>> START Supplied material

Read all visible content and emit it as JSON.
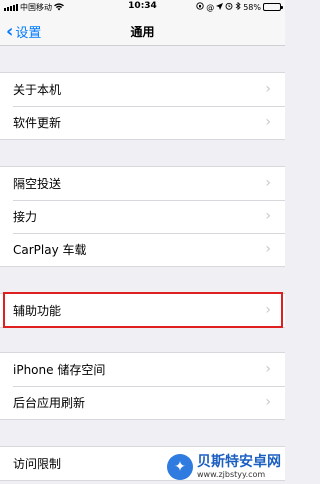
{
  "status": {
    "carrier": "中国移动",
    "time": "10:34",
    "battery_text": "58%",
    "battery_level": 0.58
  },
  "nav": {
    "back_label": "设置",
    "title": "通用"
  },
  "groups": [
    {
      "items": [
        {
          "label": "关于本机"
        },
        {
          "label": "软件更新"
        }
      ]
    },
    {
      "items": [
        {
          "label": "隔空投送"
        },
        {
          "label": "接力"
        },
        {
          "label": "CarPlay 车载"
        }
      ]
    },
    {
      "items": [
        {
          "label": "辅助功能"
        }
      ]
    },
    {
      "items": [
        {
          "label": "iPhone 储存空间"
        },
        {
          "label": "后台应用刷新"
        }
      ]
    },
    {
      "items": [
        {
          "label": "访问限制"
        }
      ]
    }
  ],
  "watermark": {
    "name": "贝斯特安卓网",
    "url": "www.zjbstyy.com"
  }
}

>> END Supplied material

## Your instructions
Without the pictures, restate all of the entries above verbatim.

## The response
Read all visible content and emit it as JSON.
{
  "status": {
    "carrier": "中国移动",
    "time": "10:34",
    "battery_text": "58%",
    "battery_level": 0.58
  },
  "nav": {
    "back_label": "设置",
    "title": "通用"
  },
  "groups": [
    {
      "items": [
        {
          "label": "关于本机"
        },
        {
          "label": "软件更新"
        }
      ]
    },
    {
      "items": [
        {
          "label": "隔空投送"
        },
        {
          "label": "接力"
        },
        {
          "label": "CarPlay 车载"
        }
      ]
    },
    {
      "items": [
        {
          "label": "辅助功能"
        }
      ]
    },
    {
      "items": [
        {
          "label": "iPhone 储存空间"
        },
        {
          "label": "后台应用刷新"
        }
      ]
    },
    {
      "items": [
        {
          "label": "访问限制"
        }
      ]
    }
  ],
  "watermark": {
    "name": "贝斯特安卓网",
    "url": "www.zjbstyy.com"
  }
}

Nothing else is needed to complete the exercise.